** begin Page excerpt **
Bounce Rate – The crucial part of SEO that you are (probably) overlooking

If you are a marketer, then you know that your website’s bounce rate is one of the most crucial factors when it comes to your SEO. Unfortunately, many marketers are overlooking this factor, and as a result, their website’s bounce rate is high, which can hurt their SEO ranking.

In this blog post, we will discuss what bounce rate is, why it matters for SEO, and how to decrease your website’s bounce rate. We will also discuss the difference between bounce rate and exit rate. Let’s get started!

If someone asks you what your ‘bounce rate is, there are two common ways to answer this question…

Way #1 – Tell them the number of times that you can jump up and down on a trampoline in under 60 seconds. 

Bounce rate is the number of times users bounce from your website.


Way #2 – Tell them that bounce rate is the percentage of people that visit a single page on your website and do nothing on the page before leaving.

Today, we are here to discuss the 2nd type of bounce rate (sorry, trampoline lovers). 

But! While the term ‘bounce rate’ might sound like a small thing, it is an EXTREMELY underrated part of your website’s SEO.

Why is Bounce Rate so Important?

Bounce rate (BR) is important because your bounce rate is an indication of the engagement of your website. It is directly linked to how your users interact with your brand.

So, because of that, if you know how to examine your BRs, you will be able to quickly identify what types of content resonate with your audience. It will also indicate what pages on your website need a serious face-lift.

Both of which will result in better traffic, and increased conversions.

Let’s dive into bounce rate a bit deeper (and give you 5 tips to improve YOUR BR)…

Wait… how is my bounce rate calculated?

It is calculated by dividing the number of visitors that exit your website ( for a single landing page we would term this the page’s bounce rate) without triggering any action (single page sessions) by the number of visitors that land on your website (total session).
** end Page excerpt **
▶ **Written tasks**
• 1. The bounce rate article says what the blog post will cover. List each of those topics.
• 2. Carry on the bounce rate article from its last sentence, keeping its voice and its subject.
** begin Data listing **
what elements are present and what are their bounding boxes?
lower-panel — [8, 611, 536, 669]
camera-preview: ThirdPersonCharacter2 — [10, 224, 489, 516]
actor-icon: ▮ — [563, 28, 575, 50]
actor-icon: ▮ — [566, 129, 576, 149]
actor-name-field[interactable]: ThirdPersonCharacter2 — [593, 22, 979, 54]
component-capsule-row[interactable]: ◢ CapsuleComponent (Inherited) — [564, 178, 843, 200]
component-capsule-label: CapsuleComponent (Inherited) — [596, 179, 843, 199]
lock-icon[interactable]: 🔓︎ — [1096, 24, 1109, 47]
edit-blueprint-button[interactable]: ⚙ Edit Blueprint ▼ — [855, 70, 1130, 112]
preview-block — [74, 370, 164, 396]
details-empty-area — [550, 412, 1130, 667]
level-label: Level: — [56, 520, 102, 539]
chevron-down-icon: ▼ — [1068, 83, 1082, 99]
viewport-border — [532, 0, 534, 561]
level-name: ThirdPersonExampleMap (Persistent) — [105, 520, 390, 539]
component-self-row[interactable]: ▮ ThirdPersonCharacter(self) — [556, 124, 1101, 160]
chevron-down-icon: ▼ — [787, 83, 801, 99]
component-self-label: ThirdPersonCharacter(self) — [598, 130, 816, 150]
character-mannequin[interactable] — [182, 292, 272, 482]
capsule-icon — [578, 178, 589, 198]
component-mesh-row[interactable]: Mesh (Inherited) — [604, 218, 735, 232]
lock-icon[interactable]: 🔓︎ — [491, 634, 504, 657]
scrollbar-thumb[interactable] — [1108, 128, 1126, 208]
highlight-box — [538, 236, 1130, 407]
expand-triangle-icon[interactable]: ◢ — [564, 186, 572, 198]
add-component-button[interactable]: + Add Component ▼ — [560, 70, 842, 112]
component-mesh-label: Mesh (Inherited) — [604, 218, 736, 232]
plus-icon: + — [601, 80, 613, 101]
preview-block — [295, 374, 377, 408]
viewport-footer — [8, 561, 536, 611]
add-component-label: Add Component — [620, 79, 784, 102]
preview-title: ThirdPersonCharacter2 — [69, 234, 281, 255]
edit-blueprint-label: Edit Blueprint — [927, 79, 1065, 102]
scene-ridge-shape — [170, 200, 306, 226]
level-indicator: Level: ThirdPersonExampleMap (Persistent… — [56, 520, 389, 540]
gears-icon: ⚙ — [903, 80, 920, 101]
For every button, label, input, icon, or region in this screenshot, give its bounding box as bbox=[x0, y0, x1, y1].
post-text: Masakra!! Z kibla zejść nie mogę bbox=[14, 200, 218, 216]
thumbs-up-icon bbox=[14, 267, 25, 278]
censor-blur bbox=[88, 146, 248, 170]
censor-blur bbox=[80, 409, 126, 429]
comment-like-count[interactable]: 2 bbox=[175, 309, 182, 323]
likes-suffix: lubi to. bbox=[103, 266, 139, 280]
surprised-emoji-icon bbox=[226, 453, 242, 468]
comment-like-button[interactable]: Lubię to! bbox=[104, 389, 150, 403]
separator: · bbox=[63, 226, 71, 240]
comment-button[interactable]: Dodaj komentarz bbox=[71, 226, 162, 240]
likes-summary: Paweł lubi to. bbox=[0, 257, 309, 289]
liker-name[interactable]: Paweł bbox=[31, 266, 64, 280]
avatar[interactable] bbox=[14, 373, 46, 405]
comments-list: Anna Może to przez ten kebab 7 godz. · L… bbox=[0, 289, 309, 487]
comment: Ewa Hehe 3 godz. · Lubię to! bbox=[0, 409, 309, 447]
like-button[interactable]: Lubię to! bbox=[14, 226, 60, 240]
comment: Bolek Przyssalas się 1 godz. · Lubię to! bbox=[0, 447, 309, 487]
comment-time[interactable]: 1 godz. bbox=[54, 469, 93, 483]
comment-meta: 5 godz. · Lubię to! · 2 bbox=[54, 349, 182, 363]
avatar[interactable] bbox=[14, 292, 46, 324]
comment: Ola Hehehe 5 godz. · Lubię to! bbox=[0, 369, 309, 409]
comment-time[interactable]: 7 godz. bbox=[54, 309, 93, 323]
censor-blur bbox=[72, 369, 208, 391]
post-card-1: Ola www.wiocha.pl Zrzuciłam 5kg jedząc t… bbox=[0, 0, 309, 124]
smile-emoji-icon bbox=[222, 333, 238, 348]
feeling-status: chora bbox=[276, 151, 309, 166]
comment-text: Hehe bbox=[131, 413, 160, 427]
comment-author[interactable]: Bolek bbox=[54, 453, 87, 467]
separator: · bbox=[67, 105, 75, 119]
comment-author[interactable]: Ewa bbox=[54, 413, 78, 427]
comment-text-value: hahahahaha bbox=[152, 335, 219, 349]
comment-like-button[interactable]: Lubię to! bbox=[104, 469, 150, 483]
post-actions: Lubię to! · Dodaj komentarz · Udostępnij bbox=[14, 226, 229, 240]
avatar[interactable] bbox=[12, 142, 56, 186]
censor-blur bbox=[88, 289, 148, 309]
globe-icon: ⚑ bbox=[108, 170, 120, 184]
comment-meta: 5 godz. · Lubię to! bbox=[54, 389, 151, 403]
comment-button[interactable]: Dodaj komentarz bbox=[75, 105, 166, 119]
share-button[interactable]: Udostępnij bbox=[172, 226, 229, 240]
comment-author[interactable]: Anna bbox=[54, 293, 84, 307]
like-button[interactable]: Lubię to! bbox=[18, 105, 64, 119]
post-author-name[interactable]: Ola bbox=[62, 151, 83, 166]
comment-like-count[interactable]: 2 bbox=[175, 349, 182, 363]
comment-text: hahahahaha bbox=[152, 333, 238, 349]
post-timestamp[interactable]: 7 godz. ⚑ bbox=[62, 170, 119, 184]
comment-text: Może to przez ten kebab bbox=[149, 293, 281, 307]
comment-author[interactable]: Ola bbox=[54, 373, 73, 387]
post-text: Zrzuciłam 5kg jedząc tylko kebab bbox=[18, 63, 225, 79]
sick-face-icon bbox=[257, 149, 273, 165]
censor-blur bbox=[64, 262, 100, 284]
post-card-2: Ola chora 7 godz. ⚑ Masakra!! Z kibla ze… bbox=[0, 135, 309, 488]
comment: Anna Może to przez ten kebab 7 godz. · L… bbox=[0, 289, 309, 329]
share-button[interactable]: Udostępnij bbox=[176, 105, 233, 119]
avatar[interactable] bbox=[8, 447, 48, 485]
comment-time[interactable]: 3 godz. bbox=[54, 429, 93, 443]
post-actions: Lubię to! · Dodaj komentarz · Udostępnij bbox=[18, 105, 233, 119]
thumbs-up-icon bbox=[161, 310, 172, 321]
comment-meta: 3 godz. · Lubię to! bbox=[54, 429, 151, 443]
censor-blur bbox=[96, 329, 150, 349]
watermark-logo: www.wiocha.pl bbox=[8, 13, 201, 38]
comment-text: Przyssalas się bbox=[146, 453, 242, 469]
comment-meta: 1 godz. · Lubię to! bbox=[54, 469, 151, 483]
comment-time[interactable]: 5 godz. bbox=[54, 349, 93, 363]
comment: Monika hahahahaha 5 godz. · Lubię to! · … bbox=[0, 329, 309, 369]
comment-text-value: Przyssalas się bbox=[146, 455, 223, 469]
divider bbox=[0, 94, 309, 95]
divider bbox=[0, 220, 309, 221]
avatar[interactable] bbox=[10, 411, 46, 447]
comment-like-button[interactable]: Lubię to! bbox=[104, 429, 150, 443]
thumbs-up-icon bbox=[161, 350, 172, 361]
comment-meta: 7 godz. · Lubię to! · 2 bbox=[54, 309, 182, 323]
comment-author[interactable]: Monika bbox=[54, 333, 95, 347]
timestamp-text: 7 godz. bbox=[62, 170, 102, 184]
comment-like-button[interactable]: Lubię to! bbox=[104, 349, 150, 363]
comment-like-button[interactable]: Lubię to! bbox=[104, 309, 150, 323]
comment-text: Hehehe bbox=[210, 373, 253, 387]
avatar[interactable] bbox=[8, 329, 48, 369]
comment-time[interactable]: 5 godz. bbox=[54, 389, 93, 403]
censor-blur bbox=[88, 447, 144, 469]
** end Data listing **
▶ **Results in order**
• 1.
- What bounce rate is
- Why bounce rate matters for SEO
- How to decrease your website's bounce rate
- The difference between bounce rate and exit rate

• 2.
Calculating bounce rate
Bounce rate math be like…

Bounce rate math be like…

But don’t worry – one can easily find their BR in Google Analytics. To find the Google Analytics bounce rate:

Go to Audience -> Overview, and vualá! Your BR awaits you. It is one of the most common Google Analytics metrics, and know you know where it is.

Bounce rate on Google Analytics

But, there are two things to note…

The thing to note #1 – This is the most basic way to find a BR, but if you really want to identify core issues in your website’s UX, you gotta make a more detailed Bounce Rate report (more on this later).

The thing to note #2 – Many factors collectively can inhibit or fire Google analytics’ code, such as ad blockers, slow-loading page, session timeouts, and improper tracking setup. This means that your bounce rate will never be perfect, but it will be a pretty good indication of your website’s engagement.

Why does bounce rate matter?

It’s simple – the higher the BR, the worse your engagement. And bad engagement is something that Google tracks, which leads to negative SEO consequences (mainly worse rankings).

This is because Google wants to serve its users the best content possible, and poor engagement can be seen as a signal of poor content.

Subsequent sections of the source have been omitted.